# What you are asked to do:
Leave the pictures out, and retype all of the material exactly as written.
-- Begin --
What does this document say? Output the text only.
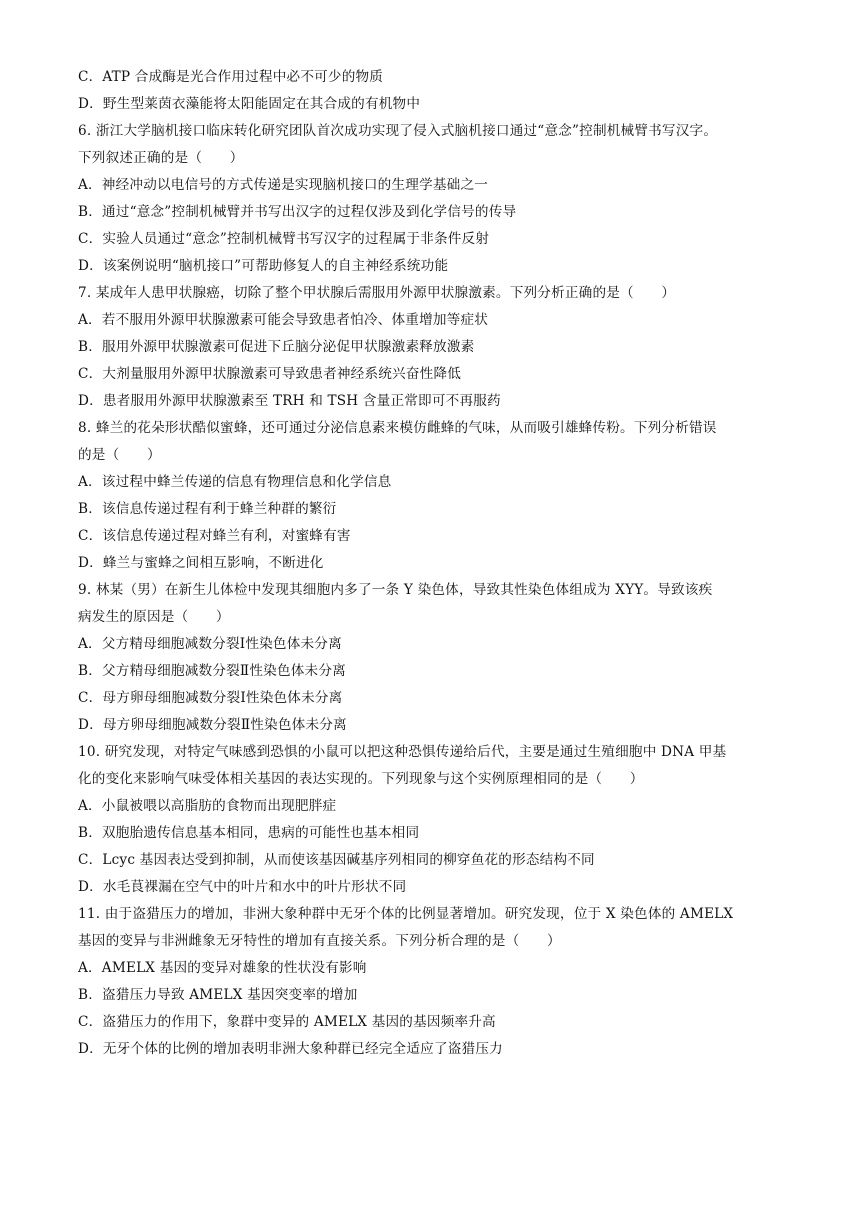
C．ATP 合成酶是光合作用过程中必不可少的物质
D．野生型莱茵衣藻能将太阳能固定在其合成的有机物中
6. 浙江大学脑机接口临床转化研究团队首次成功实现了侵入式脑机接口通过“意念”控制机械臂书写汉字。
下列叙述正确的是（　　）
A．神经冲动以电信号的方式传递是实现脑机接口的生理学基础之一
B．通过“意念”控制机械臂并书写出汉字的过程仅涉及到化学信号的传导
C．实验人员通过“意念”控制机械臂书写汉字的过程属于非条件反射
D．该案例说明“脑机接口”可帮助修复人的自主神经系统功能
7. 某成年人患甲状腺癌，切除了整个甲状腺后需服用外源甲状腺激素。下列分析正确的是（　　）
A．若不服用外源甲状腺激素可能会导致患者怕冷、体重增加等症状
B．服用外源甲状腺激素可促进下丘脑分泌促甲状腺激素释放激素
C．大剂量服用外源甲状腺激素可导致患者神经系统兴奋性降低
D．患者服用外源甲状腺激素至 TRH 和 TSH 含量正常即可不再服药
8. 蜂兰的花朵形状酷似蜜蜂，还可通过分泌信息素来模仿雌蜂的气味，从而吸引雄蜂传粉。下列分析错误
的是（　　）
A．该过程中蜂兰传递的信息有物理信息和化学信息
B．该信息传递过程有利于蜂兰种群的繁衍
C．该信息传递过程对蜂兰有利，对蜜蜂有害
D．蜂兰与蜜蜂之间相互影响，不断进化
9. 林某（男）在新生儿体检中发现其细胞内多了一条 Y 染色体，导致其性染色体组成为 XYY。导致该疾
病发生的原因是（　　）
A．父方精母细胞减数分裂Ⅰ性染色体未分离
B．父方精母细胞减数分裂Ⅱ性染色体未分离
C．母方卵母细胞减数分裂Ⅰ性染色体未分离
D．母方卵母细胞减数分裂Ⅱ性染色体未分离
10. 研究发现，对特定气味感到恐惧的小鼠可以把这种恐惧传递给后代，主要是通过生殖细胞中 DNA 甲基
化的变化来影响气味受体相关基因的表达实现的。下列现象与这个实例原理相同的是（　　）
A．小鼠被喂以高脂肪的食物而出现肥胖症
B．双胞胎遗传信息基本相同，患病的可能性也基本相同
C．Lcyc 基因表达受到抑制，从而使该基因碱基序列相同的柳穿鱼花的形态结构不同
D．水毛茛裸漏在空气中的叶片和水中的叶片形状不同
11. 由于盗猎压力的增加，非洲大象种群中无牙个体的比例显著增加。研究发现，位于 X 染色体的 AMELX
基因的变异与非洲雌象无牙特性的增加有直接关系。下列分析合理的是（　　）
A．AMELX 基因的变异对雄象的性状没有影响
B．盗猎压力导致 AMELX 基因突变率的增加
C．盗猎压力的作用下，象群中变异的 AMELX 基因的基因频率升高
D．无牙个体的比例的增加表明非洲大象种群已经完全适应了盗猎压力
-- End --
# Response to the exercise:
What does this document say? Output the text only.
C．ATP 合成酶是光合作用过程中必不可少的物质
D．野生型莱茵衣藻能将太阳能固定在其合成的有机物中
6. 浙江大学脑机接口临床转化研究团队首次成功实现了侵入式脑机接口通过“意念”控制机械臂书写汉字。
下列叙述正确的是（　　）
A．神经冲动以电信号的方式传递是实现脑机接口的生理学基础之一
B．通过“意念”控制机械臂并书写出汉字的过程仅涉及到化学信号的传导
C．实验人员通过“意念”控制机械臂书写汉字的过程属于非条件反射
D．该案例说明“脑机接口”可帮助修复人的自主神经系统功能
7. 某成年人患甲状腺癌，切除了整个甲状腺后需服用外源甲状腺激素。下列分析正确的是（　　）
A．若不服用外源甲状腺激素可能会导致患者怕冷、体重增加等症状
B．服用外源甲状腺激素可促进下丘脑分泌促甲状腺激素释放激素
C．大剂量服用外源甲状腺激素可导致患者神经系统兴奋性降低
D．患者服用外源甲状腺激素至 TRH 和 TSH 含量正常即可不再服药
8. 蜂兰的花朵形状酷似蜜蜂，还可通过分泌信息素来模仿雌蜂的气味，从而吸引雄蜂传粉。下列分析错误
的是（　　）
A．该过程中蜂兰传递的信息有物理信息和化学信息
B．该信息传递过程有利于蜂兰种群的繁衍
C．该信息传递过程对蜂兰有利，对蜜蜂有害
D．蜂兰与蜜蜂之间相互影响，不断进化
9. 林某（男）在新生儿体检中发现其细胞内多了一条 Y 染色体，导致其性染色体组成为 XYY。导致该疾
病发生的原因是（　　）
A．父方精母细胞减数分裂Ⅰ性染色体未分离
B．父方精母细胞减数分裂Ⅱ性染色体未分离
C．母方卵母细胞减数分裂Ⅰ性染色体未分离
D．母方卵母细胞减数分裂Ⅱ性染色体未分离
10. 研究发现，对特定气味感到恐惧的小鼠可以把这种恐惧传递给后代，主要是通过生殖细胞中 DNA 甲基
化的变化来影响气味受体相关基因的表达实现的。下列现象与这个实例原理相同的是（　　）
A．小鼠被喂以高脂肪的食物而出现肥胖症
B．双胞胎遗传信息基本相同，患病的可能性也基本相同
C．Lcyc 基因表达受到抑制，从而使该基因碱基序列相同的柳穿鱼花的形态结构不同
D．水毛茛裸漏在空气中的叶片和水中的叶片形状不同
11. 由于盗猎压力的增加，非洲大象种群中无牙个体的比例显著增加。研究发现，位于 X 染色体的 AMELX
基因的变异与非洲雌象无牙特性的增加有直接关系。下列分析合理的是（　　）
A．AMELX 基因的变异对雄象的性状没有影响
B．盗猎压力导致 AMELX 基因突变率的增加
C．盗猎压力的作用下，象群中变异的 AMELX 基因的基因频率升高
D．无牙个体的比例的增加表明非洲大象种群已经完全适应了盗猎压力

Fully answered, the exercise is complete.